TEXT EXCERPT.
Saturday, October 08, 2011

Death of the letter.

A short while ago, with the folding of the big bookstore chain Borders, all the blog posts and tweets and comments seemed to focus on one outstanding question. What will happen to the book? The consensus, and it was far from unanimous, was that many still loved to have an actual, physical book in their hands, but that the sales just weren't there to back it up. I remember the day that I heard that online sales of books had surpassed the actual physical book sales.

Then I put my novel online for download.

I figured that there was no sense in bucking a trend, a wave of change that was sweeping through the readership, made available by such interesting techno gadgets as the kindle, and the iPad. There was such an uproar, as if people had sensed the shift, the change in direction of the minnow school, and some were trying to point out the implications for a long loved form of media.

But this isn't about books. I merely bring this up because I see no such uproar coming in support of the humble letter. At a time when postal services around the world are combating lower volumes, who will speak for the letter?

Two hundred years ago, literacy was an aristocratic and privileged thing. Before the outburst of public schooling in the 1800's, letters were a relative rarity, expensive, and usually piggybacking on military dispatches, paid for by the receiver, or carried by relatives or friends or acquaintances between continents for those who were lucky to travel.

In 1840 with the invention of penny postage, private mail services gave way to the cheaper public system, and soon enough letters could be sent nearly worldwide, traveling by rail, ride or sail from anywhere to anywhere. That, coupled with the rise of the public funded school system, led to an explosion of mail. For nearly a century before the invention of the telegraph, the humble letter was the sole means of communication across long distances. People used it to pass news, to do business, and to communicate, to send postcards from exotic locations, or to keep in touch with their loved ones during times of war.

You may find this part of the history facile, almost laughable, as if I'm parodying something that we who were born before the internet take for granted, but before you laugh, consider this. In the US, lettermail between 2006 and 2010 alone dropped by 20%. We see similar numbers for other postal services around the world. We aren't sending letters any more

I blame it all on e-mail.

What, you ask, do I have against e-mail? Online, we all tend to truncate things. We re-write. We edit. We write it as if it has to fit in one page, and that's where its failing lies. A letter can be as long as we want it to.

It's not as if we haven't gone through changes like this before. The invention of the public postal system and public education shifted the focus of our thousands of years old oral traditions to a more unified storytelling experience. The best example is the coagulation of all our traditional views of Sinder Klaus, St. Nicholas (all three of them), and Santa Claus into the red-suited elf we now see on the Coca-Cola ads. People no longer sat down around fires and told stories, instead reading out loud from books.

Books gradually supplanted our oral tradition. Sure, there are still professional storytellers, but the majority of storytelling, the real bulk, shifted to books, then to radio, movies, and television, and now to the internet.

DIRECTIONS.
1) Copy the blog post on the decline of the letter, starting with "I figured that" and going on through "form of media.".
2) According to the final paragraph of the blog post on the decline of the letter, which media did the bulk of storytelling shift to? List each one.
3) Write the next part of the blog post on the decline of the letter, picking up after its final sentence.

DATA RECORDS.
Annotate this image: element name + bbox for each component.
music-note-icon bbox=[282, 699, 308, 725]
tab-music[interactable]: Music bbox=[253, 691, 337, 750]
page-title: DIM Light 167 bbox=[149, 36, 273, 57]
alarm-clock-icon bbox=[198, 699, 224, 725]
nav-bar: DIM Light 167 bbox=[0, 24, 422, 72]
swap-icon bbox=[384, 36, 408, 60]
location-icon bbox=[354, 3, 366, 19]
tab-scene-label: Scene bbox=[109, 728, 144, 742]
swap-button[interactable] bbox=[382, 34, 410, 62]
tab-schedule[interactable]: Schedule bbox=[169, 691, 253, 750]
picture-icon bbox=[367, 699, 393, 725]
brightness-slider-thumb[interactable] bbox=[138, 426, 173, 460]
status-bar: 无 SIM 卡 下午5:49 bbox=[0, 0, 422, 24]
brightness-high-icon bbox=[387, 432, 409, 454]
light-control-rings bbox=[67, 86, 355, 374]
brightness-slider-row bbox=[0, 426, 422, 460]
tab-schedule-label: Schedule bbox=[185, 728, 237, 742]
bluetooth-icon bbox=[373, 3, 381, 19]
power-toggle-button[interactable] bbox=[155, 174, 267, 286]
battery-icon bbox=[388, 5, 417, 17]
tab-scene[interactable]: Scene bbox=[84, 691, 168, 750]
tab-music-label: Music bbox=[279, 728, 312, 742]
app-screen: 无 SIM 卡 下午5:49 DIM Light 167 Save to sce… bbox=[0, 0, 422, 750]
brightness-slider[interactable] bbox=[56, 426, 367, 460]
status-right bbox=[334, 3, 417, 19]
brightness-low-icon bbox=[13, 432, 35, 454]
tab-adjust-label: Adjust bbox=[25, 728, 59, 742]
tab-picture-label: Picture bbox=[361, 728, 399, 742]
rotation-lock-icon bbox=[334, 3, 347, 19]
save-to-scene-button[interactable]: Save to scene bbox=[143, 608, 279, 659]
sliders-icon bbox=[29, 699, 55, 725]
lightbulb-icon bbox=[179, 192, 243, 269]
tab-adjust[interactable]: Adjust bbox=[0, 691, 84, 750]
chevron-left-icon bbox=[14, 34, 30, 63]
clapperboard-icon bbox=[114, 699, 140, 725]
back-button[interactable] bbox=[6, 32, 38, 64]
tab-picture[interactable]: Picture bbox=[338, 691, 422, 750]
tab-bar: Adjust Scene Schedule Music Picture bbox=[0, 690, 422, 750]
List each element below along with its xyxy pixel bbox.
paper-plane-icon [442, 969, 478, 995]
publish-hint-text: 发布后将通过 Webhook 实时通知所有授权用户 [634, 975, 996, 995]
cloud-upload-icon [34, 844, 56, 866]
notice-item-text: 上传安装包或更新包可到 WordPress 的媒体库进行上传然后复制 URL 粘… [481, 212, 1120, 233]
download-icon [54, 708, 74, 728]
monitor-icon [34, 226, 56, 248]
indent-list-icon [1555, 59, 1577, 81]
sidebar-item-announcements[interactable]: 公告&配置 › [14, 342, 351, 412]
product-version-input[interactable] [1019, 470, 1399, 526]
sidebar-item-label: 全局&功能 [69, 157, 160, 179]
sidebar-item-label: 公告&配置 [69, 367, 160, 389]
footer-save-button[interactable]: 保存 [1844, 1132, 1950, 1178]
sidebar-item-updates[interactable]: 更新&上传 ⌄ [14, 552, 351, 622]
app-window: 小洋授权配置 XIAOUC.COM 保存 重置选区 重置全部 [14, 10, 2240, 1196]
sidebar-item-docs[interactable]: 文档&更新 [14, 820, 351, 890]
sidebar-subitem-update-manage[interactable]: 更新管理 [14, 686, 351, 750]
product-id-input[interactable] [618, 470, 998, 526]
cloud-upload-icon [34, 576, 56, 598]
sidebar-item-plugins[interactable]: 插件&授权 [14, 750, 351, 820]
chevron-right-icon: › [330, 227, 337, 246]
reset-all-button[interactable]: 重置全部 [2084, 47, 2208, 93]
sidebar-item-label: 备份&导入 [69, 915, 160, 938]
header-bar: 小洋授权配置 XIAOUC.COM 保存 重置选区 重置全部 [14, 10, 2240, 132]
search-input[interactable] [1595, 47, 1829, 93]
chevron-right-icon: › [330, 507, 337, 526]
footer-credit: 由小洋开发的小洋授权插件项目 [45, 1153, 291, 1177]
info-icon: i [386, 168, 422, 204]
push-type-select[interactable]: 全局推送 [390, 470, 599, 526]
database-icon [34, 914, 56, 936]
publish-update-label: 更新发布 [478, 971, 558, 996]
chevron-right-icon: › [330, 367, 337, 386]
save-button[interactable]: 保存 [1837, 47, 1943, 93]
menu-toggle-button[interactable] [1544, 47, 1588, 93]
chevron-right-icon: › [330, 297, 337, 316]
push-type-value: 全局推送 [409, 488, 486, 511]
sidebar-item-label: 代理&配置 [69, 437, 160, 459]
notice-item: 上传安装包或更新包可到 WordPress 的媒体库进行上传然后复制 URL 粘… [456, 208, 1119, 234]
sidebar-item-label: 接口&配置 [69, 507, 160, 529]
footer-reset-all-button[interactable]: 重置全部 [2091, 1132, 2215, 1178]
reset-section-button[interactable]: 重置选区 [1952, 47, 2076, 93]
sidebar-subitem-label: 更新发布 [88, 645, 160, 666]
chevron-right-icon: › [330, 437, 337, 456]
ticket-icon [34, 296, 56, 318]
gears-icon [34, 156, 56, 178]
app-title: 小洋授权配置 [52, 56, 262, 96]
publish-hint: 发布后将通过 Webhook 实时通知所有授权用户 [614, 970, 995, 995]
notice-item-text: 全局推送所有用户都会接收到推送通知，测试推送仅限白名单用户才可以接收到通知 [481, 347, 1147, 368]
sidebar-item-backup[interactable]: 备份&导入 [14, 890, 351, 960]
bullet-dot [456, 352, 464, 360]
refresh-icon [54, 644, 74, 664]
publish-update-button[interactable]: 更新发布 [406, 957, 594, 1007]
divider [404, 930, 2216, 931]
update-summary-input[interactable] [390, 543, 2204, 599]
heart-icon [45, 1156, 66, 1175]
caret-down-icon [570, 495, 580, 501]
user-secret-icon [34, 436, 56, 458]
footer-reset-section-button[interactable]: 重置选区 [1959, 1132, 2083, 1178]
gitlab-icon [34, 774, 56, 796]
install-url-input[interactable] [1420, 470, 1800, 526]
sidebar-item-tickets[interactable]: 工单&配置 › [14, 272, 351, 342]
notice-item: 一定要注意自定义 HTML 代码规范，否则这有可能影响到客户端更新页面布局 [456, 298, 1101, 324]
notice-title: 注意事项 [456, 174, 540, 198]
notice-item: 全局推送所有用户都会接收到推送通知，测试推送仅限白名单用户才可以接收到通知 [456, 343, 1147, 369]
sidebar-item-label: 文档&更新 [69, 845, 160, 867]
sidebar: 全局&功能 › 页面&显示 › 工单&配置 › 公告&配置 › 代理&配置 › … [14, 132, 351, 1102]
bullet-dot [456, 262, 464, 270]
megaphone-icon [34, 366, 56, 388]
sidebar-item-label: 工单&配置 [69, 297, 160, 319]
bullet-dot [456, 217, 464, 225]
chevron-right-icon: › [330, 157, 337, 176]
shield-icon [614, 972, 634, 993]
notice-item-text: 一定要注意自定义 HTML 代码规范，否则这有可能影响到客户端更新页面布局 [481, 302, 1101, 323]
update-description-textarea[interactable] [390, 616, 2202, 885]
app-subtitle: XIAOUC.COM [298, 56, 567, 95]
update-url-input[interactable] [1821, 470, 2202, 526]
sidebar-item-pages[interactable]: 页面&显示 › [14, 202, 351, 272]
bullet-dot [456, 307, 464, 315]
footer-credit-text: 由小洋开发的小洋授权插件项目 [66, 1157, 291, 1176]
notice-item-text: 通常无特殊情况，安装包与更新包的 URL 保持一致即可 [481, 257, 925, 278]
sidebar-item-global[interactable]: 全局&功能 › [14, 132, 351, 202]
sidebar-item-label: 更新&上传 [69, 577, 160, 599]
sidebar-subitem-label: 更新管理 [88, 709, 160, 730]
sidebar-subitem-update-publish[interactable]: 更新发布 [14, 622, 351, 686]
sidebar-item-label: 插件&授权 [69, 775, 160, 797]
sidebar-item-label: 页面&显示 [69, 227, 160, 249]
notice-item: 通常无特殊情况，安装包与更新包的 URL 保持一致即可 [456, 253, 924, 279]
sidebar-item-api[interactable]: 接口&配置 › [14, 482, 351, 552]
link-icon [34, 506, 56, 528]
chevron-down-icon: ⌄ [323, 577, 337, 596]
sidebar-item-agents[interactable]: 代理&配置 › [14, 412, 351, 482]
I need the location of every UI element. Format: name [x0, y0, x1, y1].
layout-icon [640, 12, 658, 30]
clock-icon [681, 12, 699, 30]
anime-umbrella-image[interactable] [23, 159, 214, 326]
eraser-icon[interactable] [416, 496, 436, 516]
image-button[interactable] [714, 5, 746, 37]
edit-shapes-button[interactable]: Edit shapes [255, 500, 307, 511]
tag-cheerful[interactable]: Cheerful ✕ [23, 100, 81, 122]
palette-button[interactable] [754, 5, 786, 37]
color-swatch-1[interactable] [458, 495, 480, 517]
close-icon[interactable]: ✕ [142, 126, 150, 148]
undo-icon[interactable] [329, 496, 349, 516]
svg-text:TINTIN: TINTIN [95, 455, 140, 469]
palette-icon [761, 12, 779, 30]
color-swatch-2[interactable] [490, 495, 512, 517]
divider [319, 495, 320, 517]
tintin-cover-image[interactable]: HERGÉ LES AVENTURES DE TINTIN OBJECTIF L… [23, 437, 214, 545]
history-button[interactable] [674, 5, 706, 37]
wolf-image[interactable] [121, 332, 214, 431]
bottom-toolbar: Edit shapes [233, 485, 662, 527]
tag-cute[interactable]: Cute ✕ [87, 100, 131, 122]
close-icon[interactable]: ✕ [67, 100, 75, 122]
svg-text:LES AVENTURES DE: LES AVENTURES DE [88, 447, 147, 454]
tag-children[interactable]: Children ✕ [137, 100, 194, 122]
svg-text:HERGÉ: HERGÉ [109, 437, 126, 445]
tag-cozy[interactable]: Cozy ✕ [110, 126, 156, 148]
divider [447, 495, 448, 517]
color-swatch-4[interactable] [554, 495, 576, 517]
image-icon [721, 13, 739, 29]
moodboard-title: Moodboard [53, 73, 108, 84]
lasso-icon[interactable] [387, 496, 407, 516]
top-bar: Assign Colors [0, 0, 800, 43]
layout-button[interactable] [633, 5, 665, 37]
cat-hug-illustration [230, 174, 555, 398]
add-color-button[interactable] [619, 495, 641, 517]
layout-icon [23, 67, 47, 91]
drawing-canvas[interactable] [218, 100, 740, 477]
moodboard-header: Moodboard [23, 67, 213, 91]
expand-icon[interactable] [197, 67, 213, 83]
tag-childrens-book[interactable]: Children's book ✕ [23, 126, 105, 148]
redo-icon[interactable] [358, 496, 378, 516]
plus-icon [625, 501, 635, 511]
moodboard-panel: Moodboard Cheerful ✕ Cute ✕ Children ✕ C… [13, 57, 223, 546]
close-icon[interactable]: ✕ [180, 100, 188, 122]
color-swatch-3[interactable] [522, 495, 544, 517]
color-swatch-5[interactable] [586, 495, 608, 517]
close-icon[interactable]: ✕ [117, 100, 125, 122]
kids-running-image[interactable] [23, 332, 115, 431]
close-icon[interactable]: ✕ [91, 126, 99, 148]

SOLVED PROBLEMS.
1)
I figured that there was no sense in bucking a trend, a wave of change that was sweeping through the readership, made available by such interesting techno gadgets as the kindle, and the iPad. There was such an uproar, as if people had sensed the shift, the change in direction of the minnow school, and some were trying to point out the implications for a long loved form of media.

2) books, radio, movies, television, the internet

3)
If we compare the modern blog to journal writing of the past centuries, novels to their online counterparts, news to the broadsheets of the past, and the humble letter to its modern e-mail counterpart, we see a continuing trend toward truncation.

In the iPod generation, will we see our children and grandchildren unable to even find books outside museums? Could they become like the parchment scrolls of the middle ages? It's possible.

Even the content of those books is changing. How many of us can conceive of reading War and Peace, with its whopping 560,000 words, let alone writing a novel of that size? That, and Les Miserables at 513,000 words, are two of my favourite novels. Even my first novel, squeakyclean, at only 250,000 words was rejected by many publishers as being 'too long', though it would have been quite normal at the turn of the century. We want our facts quickly, and efficiently, and haven't the time to wander through a story any more.

Books are shorter, partly because the publishing industry is looking for books that fall into the neat confines of a trade paperback, but partly also because the modern writer knows this. They know where to find their audience, which means smaller novel sizes being written and queried. The skills to write an epic novel, like the ability to tell long stories of the previous centuries, are disappearing from our writing communities.

How many of you now are thinking this post is a little long? That's on purpose. We all have a meter in our head, a timer if you will, that subconsciously counts the time we've been spending on one thing, and that's the root of our problem right there. Just as we influence the technology, and become more terse and compact in our production of media, we are also changing the comfort zone of what, as a reader, we accept as long enough to pay attention to. We are producing shorter works, and in turn, shortening our attention spans.

To bring this point back full circle, I believe that just as the epic novel may be wheezing out its slow death rattles, so too we may someday see the end of the letter. We are just not able to hone those skills. It's a shame. I still have letters sent to me years ago, that I can pull out and read, some from people who are long gone, and their script brings them back to me for a few moments. I still have notes thrown back and forth in class from high school. Do kids even do that any more? I would love to think so. There's something very comforting and simple about actual physical communication, and I think in turning away from it we are losing something of our humanity.

That said, I have written three actual physical letters, a couple of pages each, and I am sending them. My friend Kirk, in Montreal, who has a paperless office, said it will be like poetry to receive an actual personal piece of lettermail.

That reaction alone tells me that I'm doing the right thing. He'll be getting a letter this week.

 My wife, Jennifer's, blog can be found here:
Cleverly Disguised as Cake

A teaser chapter for my current novel is now up!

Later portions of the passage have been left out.